**Document passage**
- - -

These are the thoughts I reached during 2 playthroughs of the demo (male warrior, female mage).
- Text size/formatting too small for an SDTV 4:3 ratio. Seriously, It's next to impossible to see, I have to squint. Perhaps a text formatting option can be added to the menus on a future update? This is a HUGE barrier for me as I really cannot see myself reading any codex entries with this tiny text sizing. I suppose I will have to hook the damn 360 up to my 22 inch monitor.
- When playing through the demo w/ a warrior class, having myself, my brother and Aveline fighting at the same time, if we are positioned correctly, quite literraly 3/4 of the screen (4:3 SDTV) is being taken up by wildly flailing super human sized swords and their speed blur lines trailing behind them. I find this to be hugely visually distracting.
- Where is my "auto attack" option I was promised? Though I'm playing on the 360, I prefer to use the pause/choose attack method of combat for each of my characters (read: no setting tactics, I control all combat actions), and in the interim I'd like for my character to auto attack. Again, I ask how realistic is it that in the middle of a battle, when out of stamina to do anything particularly incredible (it specialty moves), who would
just stand there simply waiting to be hit? Continuing to do a basic attack should be AUTOMATIC!
- Mashing A... really? Who thinks this is fun? Continuously pressing the A button while waiting
for cool downs to end is not a particularly compelling game mechanic.
- Where is my auto target next? When I resign myself to mashing A as the game demands of me and suddenly I am faced with a situation where the enemy Hawke is attacking dies, why doesn't Hawke turn around and continue fighting???? Why am I forced to use the thumbstick to cause to happen what should happen naturally to the character in the context of the situation? Don't get me wrong, I don't want the game to play itself for me but if my attention has waned from the monotony of mashing the A button, the game could at least do me the surface of moving towards the next enemy (as the original DAO did). Sure... it was clumsy and stupid how long it took for my DAO character to close the distance... but at least it made sense!

- - -

**Data entries**
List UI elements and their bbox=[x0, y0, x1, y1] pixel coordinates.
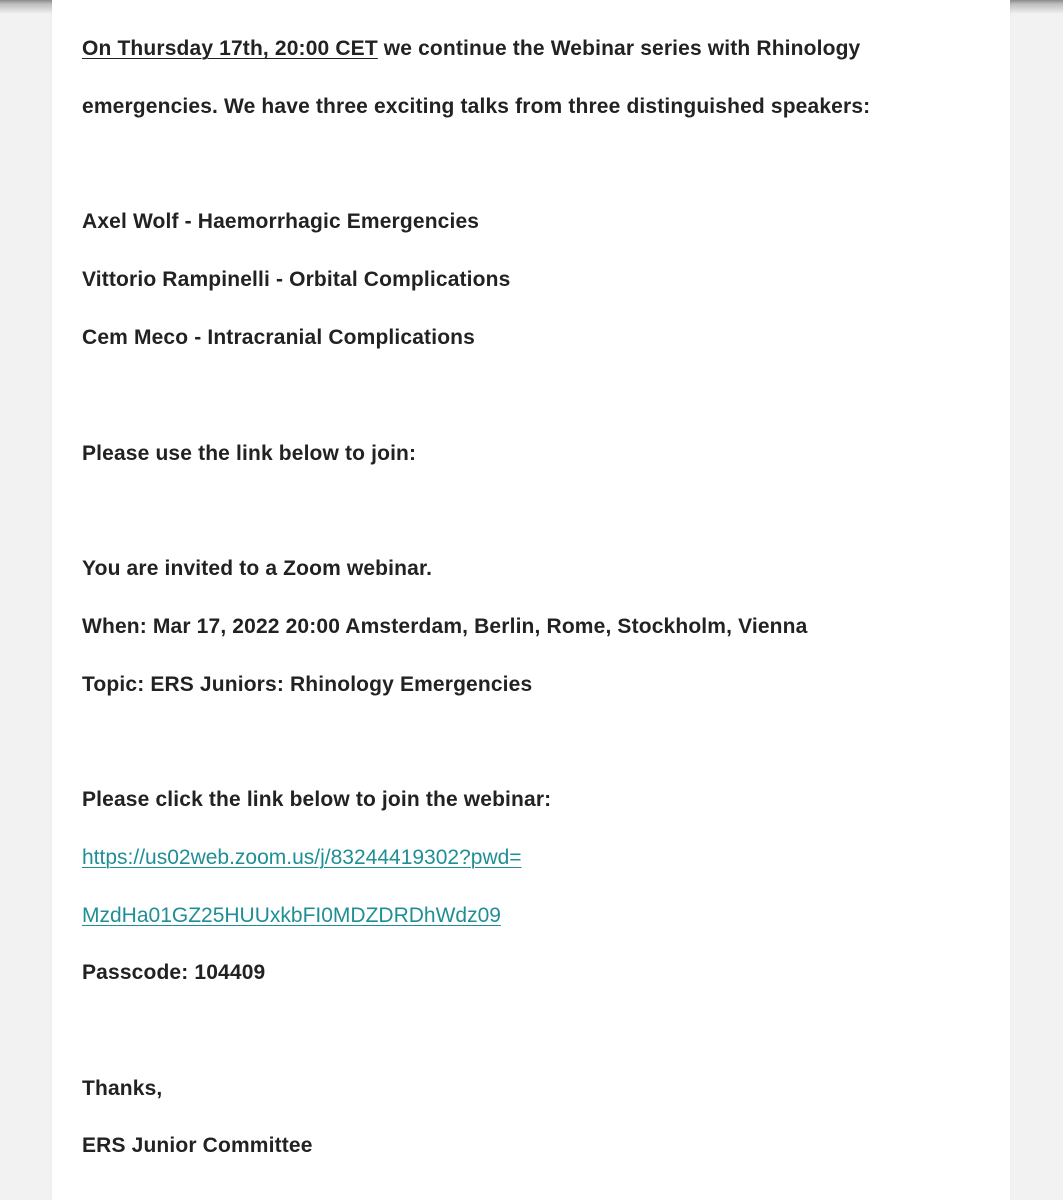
closing-thanks: Thanks, bbox=[82, 1077, 163, 1100]
zoom-topic: Topic: ERS Juniors: Rhinology Emergencies bbox=[82, 673, 533, 696]
talk-item: Vittorio Rampinelli - Orbital Complications bbox=[82, 268, 511, 291]
intro-line-2: emergencies. We have three exciting talks from three distinguished speakers: bbox=[82, 95, 871, 118]
intro-line-1-rest: we continue the Webinar series with Rhinology bbox=[377, 37, 861, 60]
talk-item: Cem Meco - Intracranial Complications bbox=[82, 326, 475, 349]
signature: ERS Junior Committee bbox=[82, 1134, 313, 1157]
webinar-link-line-1[interactable]: https://us02web.zoom.us/j/83244419302?pwd= bbox=[82, 846, 522, 869]
zoom-invite: You are invited to a Zoom webinar. bbox=[82, 557, 433, 580]
passcode: Passcode: 104409 bbox=[82, 961, 266, 984]
webinar-link-line-2[interactable]: MzdHa01GZ25HUUxkbFI0MDZDRDhWdz09 bbox=[82, 904, 501, 927]
talk-item: Axel Wolf - Haemorrhagic Emergencies bbox=[82, 210, 480, 233]
click-prompt: Please click the link below to join the webinar: bbox=[82, 788, 552, 811]
event-date: On Thursday 17th, 20:00 CET bbox=[82, 37, 378, 60]
email-body bbox=[52, 0, 1010, 1200]
intro-line-1 bbox=[82, 36, 860, 62]
zoom-when: When: Mar 17, 2022 20:00 Amsterdam, Berlin, Rome, Stockholm, Vienna bbox=[82, 615, 808, 638]
join-prompt: Please use the link below to join: bbox=[82, 442, 417, 465]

- - -

**Direction**
According to the demo feedback post, why does the writer consider the small text size a huge barrier? Answer in one to three sentences.

**Output below**
On a 4:3 SDTV, the text is so small that it is next to impossible to see without squinting. The writer therefore cannot imagine reading any codex entries at that size.